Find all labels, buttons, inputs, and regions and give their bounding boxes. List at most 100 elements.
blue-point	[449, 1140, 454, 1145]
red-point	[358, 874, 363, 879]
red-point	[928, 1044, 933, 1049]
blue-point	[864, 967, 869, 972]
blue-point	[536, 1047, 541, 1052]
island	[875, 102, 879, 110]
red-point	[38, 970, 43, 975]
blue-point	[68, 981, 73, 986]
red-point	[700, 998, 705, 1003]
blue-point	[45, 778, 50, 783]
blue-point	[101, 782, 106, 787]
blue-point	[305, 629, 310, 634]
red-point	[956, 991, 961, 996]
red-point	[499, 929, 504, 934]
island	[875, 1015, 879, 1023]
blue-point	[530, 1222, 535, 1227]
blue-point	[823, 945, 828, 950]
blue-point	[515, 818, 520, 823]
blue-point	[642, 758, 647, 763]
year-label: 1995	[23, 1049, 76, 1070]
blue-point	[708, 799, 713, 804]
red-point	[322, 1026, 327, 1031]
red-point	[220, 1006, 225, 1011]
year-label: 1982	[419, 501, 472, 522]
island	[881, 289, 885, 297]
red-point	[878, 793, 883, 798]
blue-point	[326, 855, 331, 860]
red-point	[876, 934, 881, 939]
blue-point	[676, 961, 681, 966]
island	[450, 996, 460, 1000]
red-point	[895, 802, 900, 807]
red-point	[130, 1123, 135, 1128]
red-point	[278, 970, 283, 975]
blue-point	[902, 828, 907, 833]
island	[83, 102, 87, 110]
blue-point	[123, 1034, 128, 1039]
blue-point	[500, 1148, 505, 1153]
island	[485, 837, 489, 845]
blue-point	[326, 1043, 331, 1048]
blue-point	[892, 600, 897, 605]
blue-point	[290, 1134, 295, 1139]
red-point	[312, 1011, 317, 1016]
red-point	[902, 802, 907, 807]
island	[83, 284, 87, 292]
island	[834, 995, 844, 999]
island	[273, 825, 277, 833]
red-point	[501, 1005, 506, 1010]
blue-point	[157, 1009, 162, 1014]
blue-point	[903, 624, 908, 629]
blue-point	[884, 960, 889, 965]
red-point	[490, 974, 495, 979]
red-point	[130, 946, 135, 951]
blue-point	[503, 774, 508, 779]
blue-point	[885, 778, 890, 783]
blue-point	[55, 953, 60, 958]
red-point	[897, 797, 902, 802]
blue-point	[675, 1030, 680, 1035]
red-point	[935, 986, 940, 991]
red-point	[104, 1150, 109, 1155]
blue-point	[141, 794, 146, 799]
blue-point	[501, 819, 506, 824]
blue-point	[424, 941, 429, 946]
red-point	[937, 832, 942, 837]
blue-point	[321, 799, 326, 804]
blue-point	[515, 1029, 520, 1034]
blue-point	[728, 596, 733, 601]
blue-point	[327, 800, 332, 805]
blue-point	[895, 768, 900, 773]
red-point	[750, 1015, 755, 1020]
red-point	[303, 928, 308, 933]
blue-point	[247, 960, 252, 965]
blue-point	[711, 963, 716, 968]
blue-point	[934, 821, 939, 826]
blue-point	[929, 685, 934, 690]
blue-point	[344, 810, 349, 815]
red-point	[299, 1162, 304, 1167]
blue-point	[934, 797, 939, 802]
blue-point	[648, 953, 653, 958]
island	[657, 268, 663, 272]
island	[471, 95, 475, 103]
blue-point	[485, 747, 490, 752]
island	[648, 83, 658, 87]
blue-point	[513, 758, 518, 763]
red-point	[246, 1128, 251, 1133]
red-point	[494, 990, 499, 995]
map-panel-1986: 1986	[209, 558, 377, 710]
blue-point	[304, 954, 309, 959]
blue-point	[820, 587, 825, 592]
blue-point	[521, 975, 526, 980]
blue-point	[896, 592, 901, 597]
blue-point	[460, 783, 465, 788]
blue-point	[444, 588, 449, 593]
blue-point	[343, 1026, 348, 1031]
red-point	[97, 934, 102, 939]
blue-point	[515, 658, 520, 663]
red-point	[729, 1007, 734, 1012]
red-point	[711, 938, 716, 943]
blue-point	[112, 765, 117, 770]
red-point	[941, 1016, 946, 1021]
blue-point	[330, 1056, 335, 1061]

Written exercise: Set down every line of the listing above without changing anything.

Expected answer:
Find all labels, buttons, inputs, and regions and give their bounding boxes. List at most 100 elements.
blue-point	[449, 1140, 454, 1145]
red-point	[358, 874, 363, 879]
red-point	[928, 1044, 933, 1049]
blue-point	[864, 967, 869, 972]
blue-point	[536, 1047, 541, 1052]
island	[875, 102, 879, 110]
red-point	[38, 970, 43, 975]
blue-point	[68, 981, 73, 986]
red-point	[700, 998, 705, 1003]
blue-point	[45, 778, 50, 783]
blue-point	[101, 782, 106, 787]
blue-point	[305, 629, 310, 634]
red-point	[956, 991, 961, 996]
red-point	[499, 929, 504, 934]
island	[875, 1015, 879, 1023]
blue-point	[530, 1222, 535, 1227]
blue-point	[823, 945, 828, 950]
blue-point	[515, 818, 520, 823]
blue-point	[642, 758, 647, 763]
year-label: 1995	[23, 1049, 76, 1070]
blue-point	[708, 799, 713, 804]
red-point	[322, 1026, 327, 1031]
red-point	[220, 1006, 225, 1011]
year-label: 1982	[419, 501, 472, 522]
island	[881, 289, 885, 297]
red-point	[878, 793, 883, 798]
blue-point	[326, 855, 331, 860]
red-point	[876, 934, 881, 939]
blue-point	[676, 961, 681, 966]
island	[450, 996, 460, 1000]
red-point	[895, 802, 900, 807]
red-point	[130, 1123, 135, 1128]
red-point	[278, 970, 283, 975]
blue-point	[902, 828, 907, 833]
island	[83, 102, 87, 110]
blue-point	[123, 1034, 128, 1039]
blue-point	[500, 1148, 505, 1153]
island	[485, 837, 489, 845]
blue-point	[326, 1043, 331, 1048]
blue-point	[892, 600, 897, 605]
blue-point	[290, 1134, 295, 1139]
red-point	[312, 1011, 317, 1016]
red-point	[902, 802, 907, 807]
island	[83, 284, 87, 292]
island	[834, 995, 844, 999]
island	[273, 825, 277, 833]
red-point	[501, 1005, 506, 1010]
blue-point	[157, 1009, 162, 1014]
blue-point	[903, 624, 908, 629]
blue-point	[884, 960, 889, 965]
red-point	[490, 974, 495, 979]
red-point	[130, 946, 135, 951]
blue-point	[503, 774, 508, 779]
blue-point	[885, 778, 890, 783]
blue-point	[55, 953, 60, 958]
red-point	[897, 797, 902, 802]
blue-point	[675, 1030, 680, 1035]
red-point	[935, 986, 940, 991]
red-point	[104, 1150, 109, 1155]
blue-point	[141, 794, 146, 799]
blue-point	[501, 819, 506, 824]
blue-point	[424, 941, 429, 946]
red-point	[937, 832, 942, 837]
blue-point	[321, 799, 326, 804]
blue-point	[515, 1029, 520, 1034]
blue-point	[728, 596, 733, 601]
blue-point	[327, 800, 332, 805]
blue-point	[895, 768, 900, 773]
red-point	[750, 1015, 755, 1020]
red-point	[303, 928, 308, 933]
blue-point	[247, 960, 252, 965]
blue-point	[711, 963, 716, 968]
blue-point	[934, 821, 939, 826]
blue-point	[929, 685, 934, 690]
blue-point	[344, 810, 349, 815]
red-point	[299, 1162, 304, 1167]
blue-point	[934, 797, 939, 802]
blue-point	[648, 953, 653, 958]
island	[657, 268, 663, 272]
island	[471, 95, 475, 103]
blue-point	[485, 747, 490, 752]
island	[648, 83, 658, 87]
blue-point	[513, 758, 518, 763]
red-point	[246, 1128, 251, 1133]
red-point	[494, 990, 499, 995]
map-panel-1986: 1986	[209, 558, 377, 710]
blue-point	[304, 954, 309, 959]
blue-point	[820, 587, 825, 592]
blue-point	[521, 975, 526, 980]
blue-point	[896, 592, 901, 597]
blue-point	[460, 783, 465, 788]
blue-point	[444, 588, 449, 593]
blue-point	[343, 1026, 348, 1031]
red-point	[97, 934, 102, 939]
blue-point	[515, 658, 520, 663]
red-point	[729, 1007, 734, 1012]
red-point	[711, 938, 716, 943]
blue-point	[112, 765, 117, 770]
red-point	[941, 1016, 946, 1021]
blue-point	[330, 1056, 335, 1061]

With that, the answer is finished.